→ **TASK INSTRUCTIONS**:
Set down each line of the material that follows, exactly, with no pictures.

→ **ENTRIES SUPPLIED**:
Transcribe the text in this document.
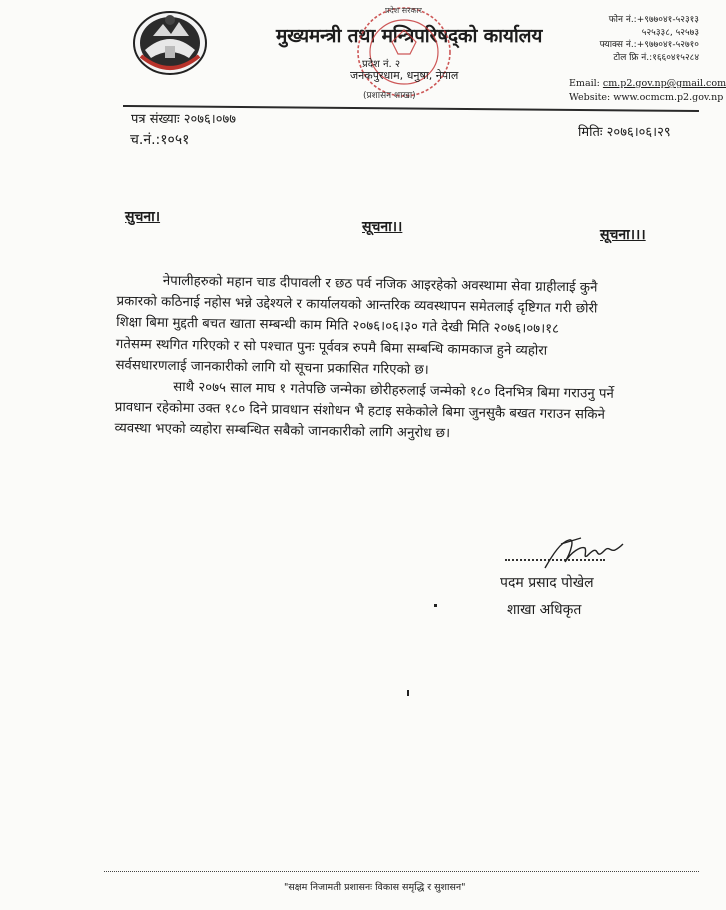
मुख्यमन्त्री तथा मन्त्रिपरिषद्को कार्यालय
प्रदेश सरकार
प्रदेश नं. २
जनकपुरधाम, धनुषा, नेपाल
(प्रशासन शाखा)
फोन नं.:+९७७०४१-५२३१३
५२५३३८, ५२५७३
फ्याक्स नं.:+९७७०४१-५२७१०
टोल फ्रि नं.:१६६०४१५२८४
Email: cm.p2.gov.np@gmail.com
Website: www.ocmcm.p2.gov.np
पत्र संख्याः २०७६।०७७
च.नं.:१०५१	मितिः २०७६।०६।२९
सुचना।
सूचना।।	सूचना।।।

नेपालीहरुको महान चाड दीपावली र छठ पर्व नजिक आइरहेको अवस्थामा सेवा ग्राहीलाई कुनै

प्रकारको कठिनाई नहोस भन्ने उद्देश्यले र कार्यालयको आन्तरिक व्यवस्थापन समेतलाई दृष्टिगत गरी छोरी

शिक्षा बिमा मुद्दती बचत खाता सम्बन्धी काम मिति २०७६।०६।३० गते देखी मिति २०७६।०७।१८

गतेसम्म स्थगित गरिएको र सो पश्चात पुनः पूर्ववत्र रुपमै बिमा सम्बन्धि कामकाज हुने व्यहोरा

सर्वसधारणलाई जानकारीको लागि यो सूचना प्रकासित गरिएको छ।

साथै २०७५ साल माघ १ गतेपछि जन्मेका छोरीहरुलाई जन्मेको १८० दिनभित्र बिमा गराउनु पर्ने

प्रावधान रहेकोमा उक्त १८० दिने प्रावधान संशोधन भै हटाइ सकेकोले बिमा जुनसुकै बखत गराउन सकिने

व्यवस्था भएको व्यहोरा सम्बन्धित सबैको जानकारीको लागि अनुरोध छ।

पदम प्रसाद पोखेल
शाखा अधिकृत
"सक्षम निजामती प्रशासनः विकास समृद्धि र सुशासन"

→ **RESULT OF THIS EXERCISE**:
Transcribe the text in this document.
मुख्यमन्त्री तथा मन्त्रिपरिषद्को कार्यालय
प्रदेश सरकार
प्रदेश नं. २
जनकपुरधाम, धनुषा, नेपाल
(प्रशासन शाखा)
फोन नं.:+९७७०४१-५२३१३
५२५३३८, ५२५७३
फ्याक्स नं.:+९७७०४१-५२७१०
टोल फ्रि नं.:१६६०४१५२८४
Email: cm.p2.gov.np@gmail.com
Website: www.ocmcm.p2.gov.np
पत्र संख्याः २०७६।०७७
च.नं.:१०५१	मितिः २०७६।०६।२९
सुचना।
सूचना।।	सूचना।।।

नेपालीहरुको महान चाड दीपावली र छठ पर्व नजिक आइरहेको अवस्थामा सेवा ग्राहीलाई कुनै

प्रकारको कठिनाई नहोस भन्ने उद्देश्यले र कार्यालयको आन्तरिक व्यवस्थापन समेतलाई दृष्टिगत गरी छोरी

शिक्षा बिमा मुद्दती बचत खाता सम्बन्धी काम मिति २०७६।०६।३० गते देखी मिति २०७६।०७।१८

गतेसम्म स्थगित गरिएको र सो पश्चात पुनः पूर्ववत्र रुपमै बिमा सम्बन्धि कामकाज हुने व्यहोरा

सर्वसधारणलाई जानकारीको लागि यो सूचना प्रकासित गरिएको छ।

साथै २०७५ साल माघ १ गतेपछि जन्मेका छोरीहरुलाई जन्मेको १८० दिनभित्र बिमा गराउनु पर्ने

प्रावधान रहेकोमा उक्त १८० दिने प्रावधान संशोधन भै हटाइ सकेकोले बिमा जुनसुकै बखत गराउन सकिने

व्यवस्था भएको व्यहोरा सम्बन्धित सबैको जानकारीको लागि अनुरोध छ।

पदम प्रसाद पोखेल
शाखा अधिकृत
"सक्षम निजामती प्रशासनः विकास समृद्धि र सुशासन"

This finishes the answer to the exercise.